GOAL OF THE EXERCISE -
Search term "name": copy each line of the records that contains it.

DATA RECORDS -
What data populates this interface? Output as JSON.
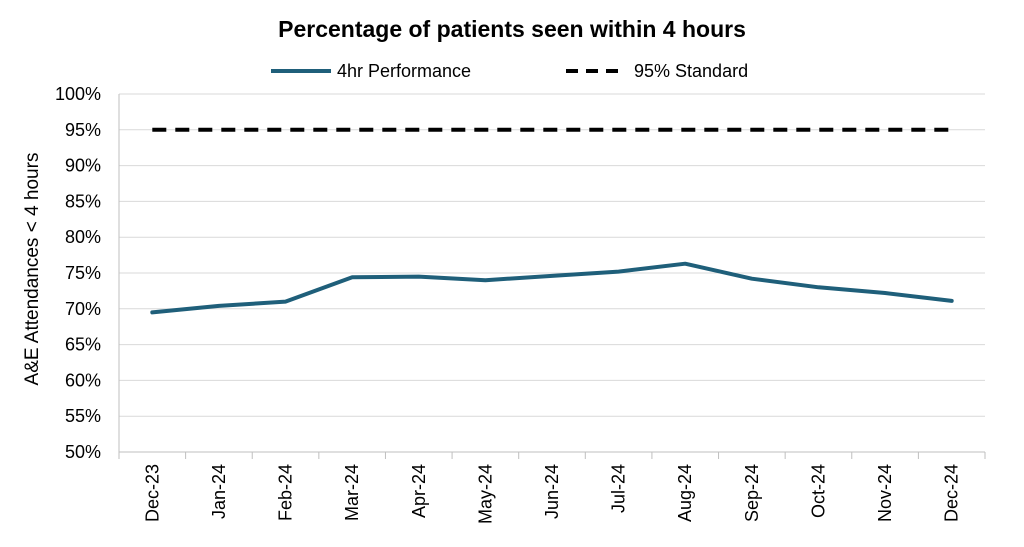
{
  "chart_data": {
    "type": "line",
    "title": "Percentage of patients seen within 4 hours",
    "xlabel": "",
    "ylabel": "A&E Attendances < 4 hours",
    "categories": [
      "Dec-23",
      "Jan-24",
      "Feb-24",
      "Mar-24",
      "Apr-24",
      "May-24",
      "Jun-24",
      "Jul-24",
      "Aug-24",
      "Sep-24",
      "Oct-24",
      "Nov-24",
      "Dec-24"
    ],
    "ylim": [
      50,
      100
    ],
    "yticks": [
      50,
      55,
      60,
      65,
      70,
      75,
      80,
      85,
      90,
      95,
      100
    ],
    "ytick_labels": [
      "50%",
      "55%",
      "60%",
      "65%",
      "70%",
      "75%",
      "80%",
      "85%",
      "90%",
      "95%",
      "100%"
    ],
    "grid": "horizontal",
    "legend": "top-center",
    "series": [
      {
        "name": "4hr Performance",
        "color": "#1f5f7a",
        "style": "solid",
        "values": [
          69.5,
          70.4,
          71.0,
          74.4,
          74.5,
          74.0,
          74.6,
          75.2,
          76.3,
          74.2,
          73.0,
          72.2,
          71.1
        ]
      },
      {
        "name": "95% Standard",
        "color": "#000000",
        "style": "dashed",
        "values": [
          95,
          95,
          95,
          95,
          95,
          95,
          95,
          95,
          95,
          95,
          95,
          95,
          95
        ]
      }
    ]
  }
}
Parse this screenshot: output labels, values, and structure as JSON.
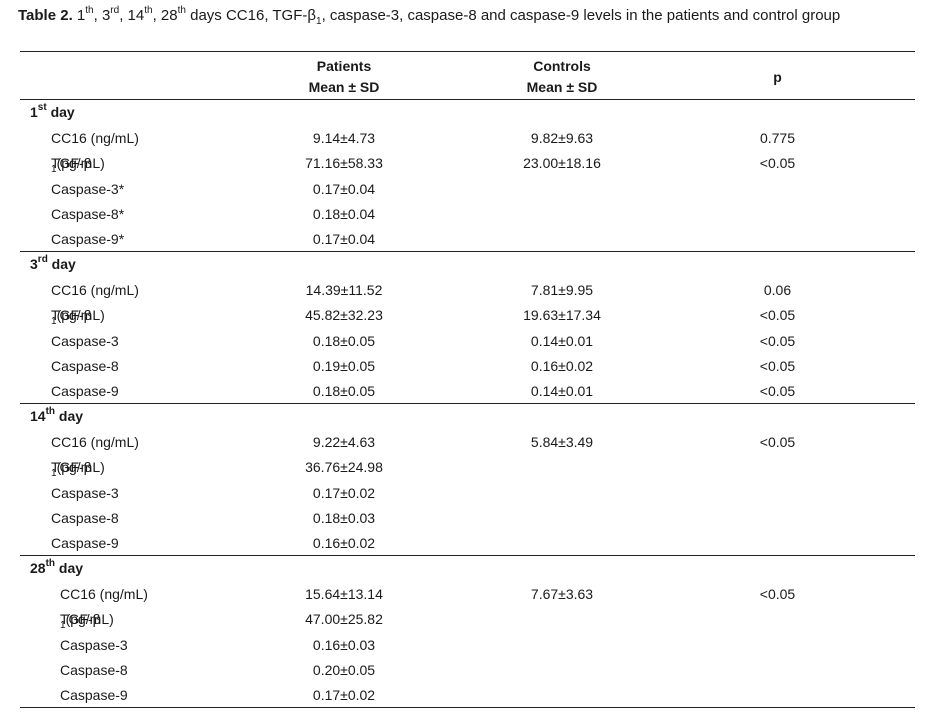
{
  "caption": {
    "label": "Table 2.",
    "parts": [
      " 1",
      "th",
      ", 3",
      "rd",
      ", 14",
      "th",
      ", 28",
      "th",
      " days CC16, TGF-β",
      "1",
      ", caspase-3, caspase-8 and caspase-9 levels in the patients and control group"
    ]
  },
  "headers": {
    "patients": [
      "Patients",
      "Mean ± SD"
    ],
    "controls": [
      "Controls",
      "Mean ± SD"
    ],
    "p": "p"
  },
  "sections": [
    {
      "day_num": "1",
      "day_sup": "st",
      "day_word": " day",
      "rows": [
        {
          "label": "CC16 (ng/mL)",
          "patients": "9.14±4.73",
          "controls": "9.82±9.63",
          "p": "0.775"
        },
        {
          "label": "TGF-β",
          "label_sub": "1",
          "label_tail": " (pg/mL)",
          "patients": "71.16±58.33",
          "controls": "23.00±18.16",
          "p": "<0.05"
        },
        {
          "label": "Caspase-3*",
          "patients": "0.17±0.04",
          "controls": "",
          "p": ""
        },
        {
          "label": "Caspase-8*",
          "patients": "0.18±0.04",
          "controls": "",
          "p": ""
        },
        {
          "label": "Caspase-9*",
          "patients": "0.17±0.04",
          "controls": "",
          "p": ""
        }
      ]
    },
    {
      "day_num": "3",
      "day_sup": "rd",
      "day_word": " day",
      "rows": [
        {
          "label": "CC16 (ng/mL)",
          "patients": "14.39±11.52",
          "controls": "7.81±9.95",
          "p": "0.06"
        },
        {
          "label": "TGF-β",
          "label_sub": "1",
          "label_tail": " (pg/mL)",
          "patients": "45.82±32.23",
          "controls": "19.63±17.34",
          "p": "<0.05"
        },
        {
          "label": "Caspase-3",
          "patients": "0.18±0.05",
          "controls": "0.14±0.01",
          "p": "<0.05"
        },
        {
          "label": "Caspase-8",
          "patients": "0.19±0.05",
          "controls": "0.16±0.02",
          "p": "<0.05"
        },
        {
          "label": "Caspase-9",
          "patients": "0.18±0.05",
          "controls": "0.14±0.01",
          "p": "<0.05"
        }
      ]
    },
    {
      "day_num": "14",
      "day_sup": "th",
      "day_word": " day",
      "rows": [
        {
          "label": "CC16 (ng/mL)",
          "patients": "9.22±4.63",
          "controls": "5.84±3.49",
          "p": "<0.05"
        },
        {
          "label": "TGF-β",
          "label_sub": "1",
          "label_tail": " (pg/mL)",
          "patients": "36.76±24.98",
          "controls": "",
          "p": ""
        },
        {
          "label": "Caspase-3",
          "patients": "0.17±0.02",
          "controls": "",
          "p": ""
        },
        {
          "label": "Caspase-8",
          "patients": "0.18±0.03",
          "controls": "",
          "p": ""
        },
        {
          "label": "Caspase-9",
          "patients": "0.16±0.02",
          "controls": "",
          "p": ""
        }
      ]
    },
    {
      "day_num": "28",
      "day_sup": "th",
      "day_word": " day",
      "rows": [
        {
          "label": "CC16 (ng/mL)",
          "patients": "15.64±13.14",
          "controls": "7.67±3.63",
          "p": "<0.05"
        },
        {
          "label": "TGF-β",
          "label_sub": "1",
          "label_tail": " (pg/mL)",
          "patients": "47.00±25.82",
          "controls": "",
          "p": ""
        },
        {
          "label": "Caspase-3",
          "patients": "0.16±0.03",
          "controls": "",
          "p": ""
        },
        {
          "label": "Caspase-8",
          "patients": "0.20±0.05",
          "controls": "",
          "p": ""
        },
        {
          "label": "Caspase-9",
          "patients": "0.17±0.02",
          "controls": "",
          "p": ""
        }
      ]
    }
  ]
}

EXERCISE SOLUTION -
        "name": "4hr Performance",
        "name": "95% Standard",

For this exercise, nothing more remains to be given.